• [ZU ERLEDIGEN]:
Beantworten Sie anhand des Forumsbeitrags die folgenden Fragen:
(a) Als was wird „Leidenschaft“ im Forumsbeitrag eher gesehen?
(b) Unter welcher Bedingung ergeben sich laut dem Forumsbeitrag die Überraschungen für den Leser von ganz allein?
(c) Mit welchem anderen Wort wird „Kunst“ im Forumsbeitrag als reaktionär-bürgerliche Worthülse gleichgesetzt?
━━━━━ BEREITGESTELLTER TEXT ━━━━━
Hallo Leute,
zunächst einmal vielen Dank für eure ausführlichen und anregenden Beiträge.
Katla:
Das mit der Leidenschaft ist tatsächlich auch ein wichtiger Punkt, allerdings bringt sie nur ein gutes Ergebnis, sprich gute Literatur hervor, ist also nur Mittel zum Zweck und ist nicht selbst das Ergebnis. Das heißt, "Leidenschaft" sehe ich eher als Motor oder als Treibstoff, den der kreative Prozess braucht, damit das Werkel ordentlich arbeitet.
Zur Überraschung - ich denke, das ist mit dem Punkt 5 abgedeckt: Wenn ich eine neue Welt erfinde, dann ergeben sich die Überraschungen für den Leser da von ganz allein.
Yours:
Interessantes Thema, und ich weiß nicht, ob man wirklich eine allgemeine Antwort auf deine Frage geben kann. Wenn man sagt, Litaratur ist Kunst, könnte man auch fragen: Was will Kunst? Und dann hat man einen riesigen Haufen an Leuten, die wild herumfuchteln mit ihren Pinseln, ihren Schreibmaschinen, ihren Meißeln, ihren Gedanken ... und jeder würde andere fünf Punkte haben.
Ehrlich gesagt der Kunstgedanke interessiert mich kein bisschen, ich hab nicht gefragt, was will Kunst. Genauso hab ich keine Unterscheidung zwischen "hoher" und Trivialliteratur getroffen. Ich will da keine Unterscheidung treffen. Für mich ist "Kunst" ähnlich wie "Liebe" eine reaktionär-bürgerliche Worthülse, ein gesellschaftliches Distinktionsmittel, kurz gesagt: Wenn man an Liebe und Kunst glaubt, dann ist man schon was Besseres. *provozier*
Aber du schränkst das dann ja ein, dir geht es darum, was FÜR UNS die wichtigsten Dinge in einer Geschichte sind. Was ja nicht unbeding dem entspricht, was Literatur will.
━━━━━ ANGEZEIGTE DATEN ━━━━━
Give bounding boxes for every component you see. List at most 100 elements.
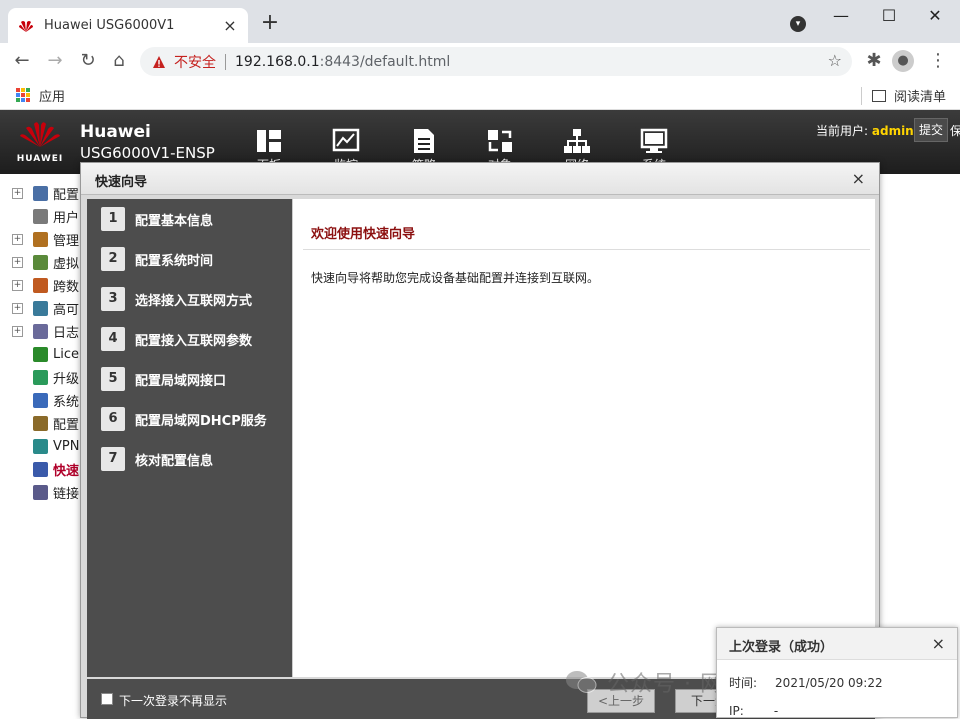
home-icon[interactable]: ⌂ <box>107 49 131 73</box>
expand-icon[interactable]: + <box>12 187 23 199</box>
tree-item[interactable]: 配置 <box>12 413 79 433</box>
wizard-step-label: 配置局域网DHCP服务 <box>135 413 267 429</box>
tree-item-label: 链接 <box>53 486 80 502</box>
welcome-title: 欢迎使用快速向导 <box>311 227 416 242</box>
system-tree-icon <box>33 392 48 408</box>
insecure-label: 不安全 <box>174 54 216 71</box>
config-icon <box>33 185 48 201</box>
tree-item[interactable]: Licen <box>12 344 87 364</box>
tree-item[interactable]: 链接 <box>12 482 79 502</box>
expand-icon[interactable]: + <box>12 256 23 268</box>
system-icon[interactable] <box>640 128 668 154</box>
bookmark-apps[interactable]: 应用 <box>39 86 65 105</box>
huawei-logo: HUAWEI <box>14 120 66 170</box>
reading-divider <box>860 86 862 105</box>
new-tab-button[interactable]: + <box>258 10 282 35</box>
expand-icon[interactable]: + <box>12 302 23 314</box>
tree-item[interactable]: + 虚拟 <box>12 252 79 272</box>
header-cut-button[interactable]: 保 <box>950 122 960 139</box>
wizard-title: 快速向导 <box>95 175 148 190</box>
tree-item[interactable]: 升级 <box>12 367 79 387</box>
forward-icon[interactable]: → <box>43 49 67 73</box>
tab-search-icon[interactable]: ▾ <box>790 16 806 32</box>
reading-list-button[interactable]: 阅读清单 <box>860 86 946 105</box>
tree-item[interactable]: + 跨数 <box>12 275 79 295</box>
wizard-step-number: 7 <box>101 447 125 471</box>
wizard-step: 5 配置局域网接口 <box>101 364 226 394</box>
tree-item[interactable]: 系统 <box>12 390 79 410</box>
last-login-time-label: 时间: <box>729 676 758 690</box>
last-login-ip-value: - <box>773 704 779 718</box>
brand-name: Huawei <box>80 122 151 142</box>
tree-item[interactable]: + 高可 <box>12 298 79 318</box>
current-user-label: 当前用户: <box>816 124 869 138</box>
monitor-icon[interactable] <box>332 128 360 154</box>
window-close-icon[interactable]: ✕ <box>920 4 950 28</box>
object-icon[interactable] <box>486 128 514 154</box>
logo-wordmark: HUAWEI <box>16 154 64 164</box>
browser-tab[interactable]: Huawei USG6000V1 × <box>8 8 248 43</box>
link-icon <box>33 484 48 500</box>
tree-item[interactable]: 用户 <box>12 206 79 226</box>
config2-icon <box>33 415 48 431</box>
tree-item[interactable]: + 日志 <box>12 321 79 341</box>
submit-button[interactable]: 提交 <box>914 118 948 142</box>
profile-avatar-icon[interactable]: ● <box>892 50 914 72</box>
wizard-step: 6 配置局域网DHCP服务 <box>101 404 267 434</box>
license-icon <box>33 346 48 362</box>
address-separator <box>225 53 226 70</box>
browser-tab-strip: Huawei USG6000V1 × + ▾ — ☐ ✕ <box>0 0 960 43</box>
minimize-icon[interactable]: — <box>826 4 856 28</box>
last-login-close-icon[interactable]: × <box>932 634 945 653</box>
wizard-titlebar[interactable]: 快速向导 × <box>81 163 879 195</box>
huawei-logo-icon <box>20 122 60 147</box>
expand-icon[interactable]: + <box>12 279 23 291</box>
wizard-step-label: 配置接入互联网参数 <box>135 333 253 349</box>
wizard-step-number: 4 <box>101 327 125 351</box>
maximize-icon[interactable]: ☐ <box>874 4 904 28</box>
reload-icon[interactable]: ↻ <box>76 49 100 73</box>
url-host: 192.168.0.1 <box>235 53 320 70</box>
bookmark-star-icon[interactable]: ☆ <box>828 51 842 70</box>
wizard-step-label: 选择接入互联网方式 <box>135 293 253 309</box>
expand-icon[interactable]: + <box>12 325 23 337</box>
tab-title: Huawei USG6000V1 <box>44 18 175 33</box>
tree-item-label: 系统 <box>53 394 80 410</box>
wizard-step: 2 配置系统时间 <box>101 244 213 274</box>
crossdata-icon <box>33 277 48 293</box>
back-icon[interactable]: ← <box>10 49 34 73</box>
wizard-steps-panel: 1 配置基本信息 2 配置系统时间 3 选择接入互联网方式 4 配置接入互联网参数 5 配置局域网… <box>87 199 292 677</box>
log-icon <box>33 323 48 339</box>
policy-icon[interactable] <box>410 128 438 154</box>
current-user-name: admin <box>871 124 914 138</box>
last-login-ip-row: IP: - <box>729 704 778 718</box>
extensions-icon[interactable]: ✱ <box>862 49 886 73</box>
tree-item-label: 用户 <box>53 210 80 226</box>
dashboard-icon[interactable] <box>255 128 283 154</box>
wizard-step-label: 配置基本信息 <box>135 213 214 229</box>
last-login-time-row: 时间: 2021/05/20 09:22 <box>729 674 883 691</box>
tree-item[interactable]: VPN <box>12 436 79 456</box>
tab-close-icon[interactable]: × <box>222 16 238 35</box>
tree-item-label: 日志 <box>53 325 80 341</box>
vpn-icon <box>33 438 48 454</box>
tree-item[interactable]: + 管理 <box>12 229 79 249</box>
tree-item[interactable]: + 配置 <box>12 183 79 203</box>
wizard-step-number: 5 <box>101 367 125 391</box>
reading-list-icon <box>871 89 886 102</box>
network-icon[interactable] <box>563 128 591 154</box>
wizard-step-label: 核对配置信息 <box>135 453 214 469</box>
wizard-close-icon[interactable]: × <box>852 169 865 188</box>
ha-icon <box>33 300 48 316</box>
wizard-step-number: 2 <box>101 247 125 271</box>
tree-item-label: 管理 <box>53 233 80 249</box>
address-bar[interactable]: 不安全 192.168.0.1:8443/default.html ☆ <box>140 47 852 76</box>
last-login-ip-label: IP: <box>729 704 744 718</box>
dont-show-checkbox[interactable] <box>101 693 113 705</box>
dont-show-label[interactable]: 下一次登录不再显示 <box>119 692 227 709</box>
tree-item[interactable]: 快速 <box>12 459 79 479</box>
browser-menu-icon[interactable]: ⋮ <box>926 49 950 73</box>
expand-icon[interactable]: + <box>12 233 23 245</box>
apps-grid-icon[interactable] <box>16 88 30 102</box>
tree-item-label: VPN <box>53 438 80 454</box>
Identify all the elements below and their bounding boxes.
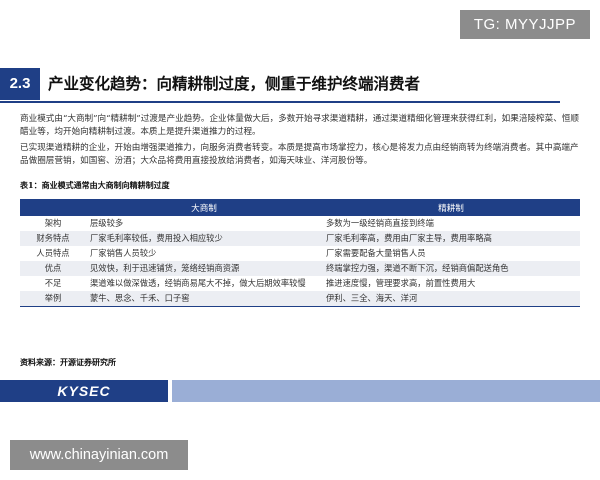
row-label: 人员特点 [36,248,70,258]
table-header-dashangzhi: 大商制 [86,199,322,216]
table-row: 举例 蒙牛、思念、千禾、口子窖 伊利、三全、海天、洋河 [20,291,580,307]
cell-dashangzhi: 渠道难以做深做透，经销商易尾大不掉，做大后期效率较慢 [90,278,306,288]
cell-dashangzhi: 厂家毛利率较低，费用投入相应较少 [86,231,322,246]
comparison-table: 大商制 精耕制 架构 层级较多 多数为一级经销商直接到终端 财务特点 厂家毛利率… [20,199,580,307]
kysec-logo: KYSEC [0,380,168,402]
cell-dashangzhi: 蒙牛、思念、千禾、口子窖 [86,291,322,307]
cell-jinggengzhi: 伊利、三全、海天、洋河 [322,291,580,307]
paragraph-1: 商业模式由“大商制”向“精耕制”过渡是产业趋势。企业体量做大后，多数开始寻求渠道… [20,114,579,137]
row-label: 架构 [44,218,62,228]
watermark-bottom: www.chinayinian.com [10,440,188,470]
table-row: 不足 渠道难以做深做透，经销商易尾大不掉，做大后期效率较慢 推进速度慢，管理要求… [20,276,580,291]
table-header-jinggengzhi: 精耕制 [322,199,580,216]
footer-stripe [172,380,600,402]
source-note: 资料来源：开源证券研究所 [20,357,116,367]
table-title: 表1：商业模式通常由大商制向精耕制过度 [20,180,170,190]
table-row: 人员特点 厂家销售人员较少 厂家需要配备大量销售人员 [20,246,580,261]
section-number: 2.3 [0,68,40,100]
cell-dashangzhi: 层级较多 [90,218,124,228]
cell-jinggengzhi: 终端掌控力强，渠道不断下沉，经销商偏配送角色 [322,261,580,276]
cell-jinggengzhi: 厂家毛利率高，费用由厂家主导，费用率略高 [322,231,580,246]
row-label: 财务特点 [20,231,86,246]
cell-dashangzhi: 见效快，利于迅速铺货，笼络经销商资源 [86,261,322,276]
cell-jinggengzhi: 推进速度慢，管理要求高，前置性费用大 [326,278,476,288]
cell-dashangzhi: 厂家销售人员较少 [90,248,157,258]
row-label: 不足 [44,278,62,288]
table-header-blank [20,199,86,216]
table-row: 优点 见效快，利于迅速铺货，笼络经销商资源 终端掌控力强，渠道不断下沉，经销商偏… [20,261,580,276]
table-row: 财务特点 厂家毛利率较低，费用投入相应较少 厂家毛利率高，费用由厂家主导，费用率… [20,231,580,246]
row-label: 优点 [20,261,86,276]
section-divider [0,101,560,103]
paragraph-2: 已实现渠道精耕的企业，开始由增强渠道推力，向服务消费者转变。本质是提高市场掌控力… [20,143,579,166]
footer-bar: KYSEC [0,380,600,402]
table-row: 架构 层级较多 多数为一级经销商直接到终端 [20,216,580,231]
section-title: 产业变化趋势：向精耕制过度，侧重于维护终端消费者 [48,75,421,93]
cell-jinggengzhi: 多数为一级经销商直接到终端 [326,218,434,228]
section-header: 2.3 产业变化趋势：向精耕制过度，侧重于维护终端消费者 [0,68,600,103]
cell-jinggengzhi: 厂家需要配备大量销售人员 [326,248,426,258]
watermark-top: TG: MYYJJPP [459,10,590,39]
table-header-row: 大商制 精耕制 [20,199,580,216]
row-label: 举例 [20,291,86,307]
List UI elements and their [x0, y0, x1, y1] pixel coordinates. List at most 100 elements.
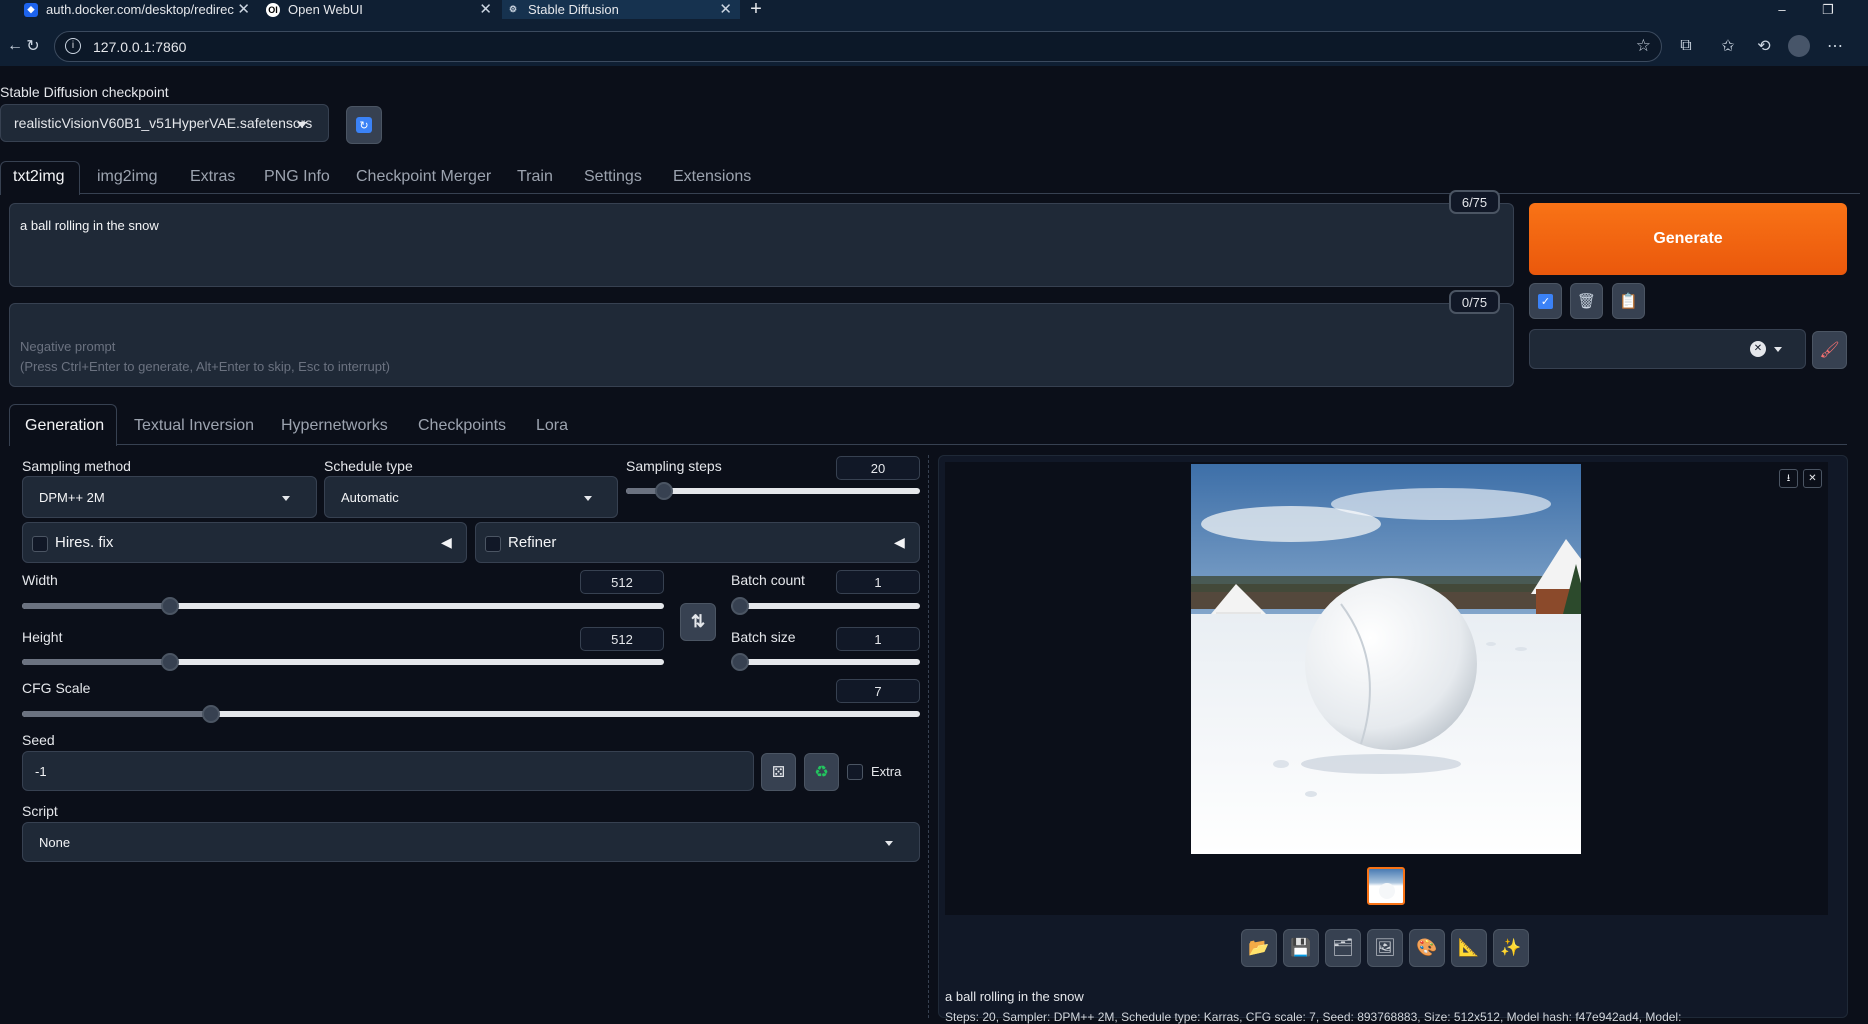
- palette-icon: 🎨: [1416, 938, 1438, 957]
- batch-size-input[interactable]: 1: [836, 627, 920, 651]
- paste-params-button[interactable]: 📋: [1612, 283, 1645, 319]
- save-icon: 💾: [1290, 938, 1312, 957]
- favorites-icon[interactable]: ✩: [1713, 31, 1743, 61]
- archive-icon: 🗂: [1332, 938, 1354, 957]
- url-input[interactable]: i 127.0.0.1:7860 ☆: [54, 31, 1662, 62]
- restore-icon[interactable]: ❐: [1818, 0, 1838, 19]
- tab-lora[interactable]: Lora: [536, 417, 568, 435]
- hires-upscale-button[interactable]: ✨: [1493, 929, 1529, 967]
- refiner-label: Refiner: [508, 534, 557, 551]
- browser-tab-openwebui[interactable]: OI Open WebUI ✕: [262, 0, 500, 19]
- zip-button[interactable]: 🗂: [1325, 929, 1361, 967]
- batch-size-slider[interactable]: [731, 653, 920, 671]
- refiner-accordion[interactable]: Refiner ◀: [475, 522, 920, 563]
- send-to-inpaint-button[interactable]: 🎨: [1409, 929, 1445, 967]
- tab-checkpoint-merger[interactable]: Checkpoint Merger: [356, 168, 491, 186]
- generate-button[interactable]: Generate: [1529, 203, 1847, 275]
- tab-textual-inversion[interactable]: Textual Inversion: [134, 417, 254, 435]
- new-tab-icon[interactable]: +: [746, 0, 766, 19]
- tab-extras[interactable]: Extras: [190, 168, 235, 186]
- height-slider[interactable]: [22, 653, 664, 671]
- batch-count-input[interactable]: 1: [836, 570, 920, 594]
- sampling-steps-slider[interactable]: [626, 482, 920, 500]
- close-icon[interactable]: ✕: [237, 0, 250, 18]
- width-slider[interactable]: [22, 597, 664, 615]
- recycle-icon: ♻: [814, 764, 829, 781]
- batch-count-slider[interactable]: [731, 597, 920, 615]
- history-icon[interactable]: ⟲: [1749, 31, 1779, 61]
- sampling-method-label: Sampling method: [22, 458, 131, 474]
- open-folder-button[interactable]: 📂: [1241, 929, 1277, 967]
- checkpoint-select[interactable]: realisticVisionV60B1_v51HyperVAE.safeten…: [0, 104, 329, 142]
- chevron-down-icon: [297, 122, 307, 128]
- close-icon[interactable]: ✕: [1803, 469, 1822, 488]
- check-icon: ✓: [1538, 293, 1553, 309]
- prompt-token-counter: 6/75: [1449, 190, 1500, 214]
- script-select[interactable]: None: [22, 822, 920, 862]
- random-seed-button[interactable]: ⚄: [761, 753, 796, 791]
- sampling-steps-input[interactable]: 20: [836, 456, 920, 480]
- edit-styles-button[interactable]: 🖌: [1812, 331, 1847, 369]
- prompt-textarea[interactable]: a ball rolling in the snow: [9, 203, 1514, 287]
- cfg-scale-label: CFG Scale: [22, 680, 91, 696]
- output-info: Steps: 20, Sampler: DPM++ 2M, Schedule t…: [945, 1010, 1682, 1024]
- clear-prompt-button[interactable]: 🗑: [1570, 283, 1603, 319]
- reuse-seed-button[interactable]: ♻: [804, 753, 839, 791]
- tab-label[interactable]: Generation: [25, 417, 104, 435]
- schedule-type-select[interactable]: Automatic: [324, 476, 618, 518]
- hires-fix-accordion[interactable]: Hires. fix ◀: [22, 522, 467, 563]
- clear-icon[interactable]: ✕: [1750, 341, 1766, 357]
- url-text: 127.0.0.1:7860: [93, 38, 187, 55]
- send-to-extras-button[interactable]: 📐: [1451, 929, 1487, 967]
- download-icon[interactable]: ⭳: [1779, 469, 1798, 488]
- chevron-down-icon: [282, 496, 290, 501]
- sampling-method-select[interactable]: DPM++ 2M: [22, 476, 317, 518]
- tab-label[interactable]: txt2img: [13, 168, 65, 186]
- styles-select[interactable]: ✕: [1529, 329, 1806, 369]
- more-options-icon[interactable]: ⋯: [1820, 31, 1850, 61]
- browser-tab-docker[interactable]: ◆ auth.docker.com/desktop/redirec ✕: [0, 0, 258, 19]
- close-icon[interactable]: ✕: [479, 0, 492, 18]
- tab-img2img[interactable]: img2img: [97, 168, 157, 186]
- tab-png-info[interactable]: PNG Info: [264, 168, 330, 186]
- width-input[interactable]: 512: [580, 570, 664, 594]
- tab-hypernetworks[interactable]: Hypernetworks: [281, 417, 388, 435]
- height-input[interactable]: 512: [580, 627, 664, 651]
- tab-train[interactable]: Train: [517, 168, 553, 186]
- tab-settings[interactable]: Settings: [584, 168, 642, 186]
- cfg-scale-input[interactable]: 7: [836, 679, 920, 703]
- sampling-method-value: DPM++ 2M: [39, 489, 105, 505]
- close-icon[interactable]: ✕: [719, 0, 732, 18]
- save-button[interactable]: 💾: [1283, 929, 1319, 967]
- extensions-icon[interactable]: ⧉: [1671, 31, 1701, 61]
- refresh-checkpoint-button[interactable]: ↻: [346, 106, 382, 144]
- panel-divider: [928, 455, 929, 1018]
- profile-avatar[interactable]: [1784, 31, 1814, 61]
- favorite-star-icon[interactable]: ☆: [1636, 36, 1651, 56]
- tab-checkpoints[interactable]: Checkpoints: [418, 417, 506, 435]
- tab-title: Stable Diffusion: [528, 2, 619, 17]
- hires-fix-checkbox[interactable]: [32, 536, 48, 552]
- collapse-triangle-icon[interactable]: ◀: [441, 534, 452, 551]
- gallery-thumbnail[interactable]: [1367, 867, 1405, 905]
- site-info-icon[interactable]: i: [65, 38, 81, 54]
- apply-styles-button[interactable]: ✓: [1529, 283, 1562, 319]
- minimize-icon[interactable]: –: [1772, 0, 1792, 19]
- folder-icon: 📂: [1248, 938, 1270, 957]
- negative-prompt-textarea[interactable]: Negative prompt (Press Ctrl+Enter to gen…: [9, 303, 1514, 387]
- output-caption: a ball rolling in the snow: [945, 989, 1084, 1004]
- refiner-checkbox[interactable]: [485, 536, 501, 552]
- swap-dimensions-button[interactable]: ⇅: [680, 603, 716, 641]
- extra-seed-checkbox[interactable]: [847, 764, 863, 780]
- refresh-icon[interactable]: ↻: [18, 31, 48, 61]
- schedule-type-value: Automatic: [341, 489, 399, 505]
- tab-extensions[interactable]: Extensions: [673, 168, 751, 186]
- browser-tab-stable-diffusion[interactable]: ⚙ Stable Diffusion ✕: [502, 0, 740, 19]
- negative-prompt-placeholder: Negative prompt (Press Ctrl+Enter to gen…: [20, 339, 390, 374]
- send-to-img2img-button[interactable]: 🖼: [1367, 929, 1403, 967]
- collapse-triangle-icon[interactable]: ◀: [894, 534, 905, 551]
- cfg-scale-slider[interactable]: [22, 705, 920, 723]
- seed-value: -1: [35, 763, 47, 779]
- generated-image[interactable]: [1191, 464, 1581, 854]
- seed-input[interactable]: -1: [22, 751, 754, 791]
━━━━━
• [ERGEBNIS DER AUFGABE]:
(a) Als Motor oder als Treibstoff, den der kreative Prozess braucht.
(b) Wenn eine neue Welt erfunden wird.
(c) „Liebe“.